= Stated exercise =
Scan the records for the string "JSON"; copy each line where it occurs.

= Supplied data =
==========
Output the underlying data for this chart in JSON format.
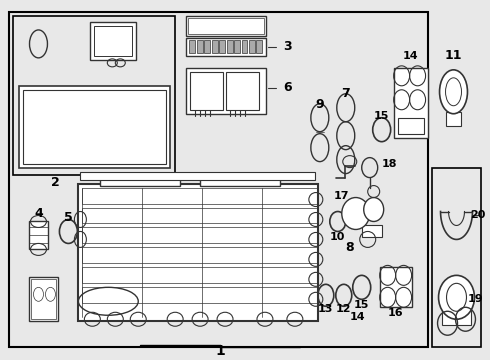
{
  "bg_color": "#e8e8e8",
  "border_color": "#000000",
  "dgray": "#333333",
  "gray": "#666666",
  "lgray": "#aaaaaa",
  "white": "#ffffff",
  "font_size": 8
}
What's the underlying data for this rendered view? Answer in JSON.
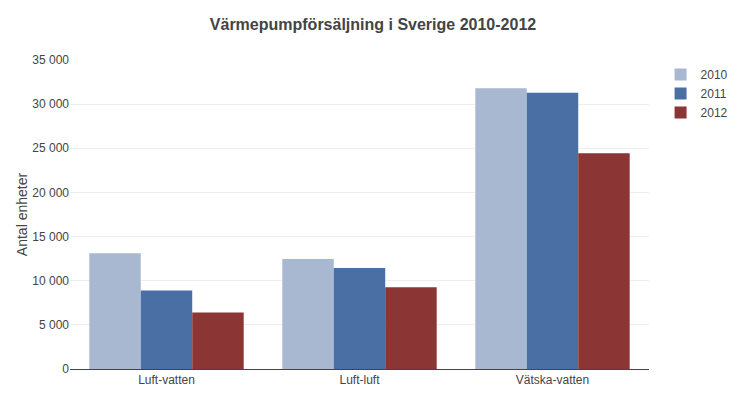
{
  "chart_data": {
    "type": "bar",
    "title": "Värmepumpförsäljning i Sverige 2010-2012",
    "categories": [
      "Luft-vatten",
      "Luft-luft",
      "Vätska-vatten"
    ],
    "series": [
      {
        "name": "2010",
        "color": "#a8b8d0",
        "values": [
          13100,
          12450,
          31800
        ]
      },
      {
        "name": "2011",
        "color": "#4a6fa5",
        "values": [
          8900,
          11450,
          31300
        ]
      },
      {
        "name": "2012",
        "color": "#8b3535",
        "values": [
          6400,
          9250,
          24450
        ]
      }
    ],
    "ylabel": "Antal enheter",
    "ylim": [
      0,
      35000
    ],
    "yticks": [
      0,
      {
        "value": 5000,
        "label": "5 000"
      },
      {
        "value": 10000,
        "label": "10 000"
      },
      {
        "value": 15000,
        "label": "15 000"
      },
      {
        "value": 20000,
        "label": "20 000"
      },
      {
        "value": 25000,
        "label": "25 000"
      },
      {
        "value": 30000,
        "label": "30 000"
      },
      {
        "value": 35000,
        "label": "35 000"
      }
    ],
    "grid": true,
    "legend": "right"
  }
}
==========
= Solution for this problem =
Output the underlying data for this chart in JSON format.
What's the underlying data for this rendered view? Answer in JSON.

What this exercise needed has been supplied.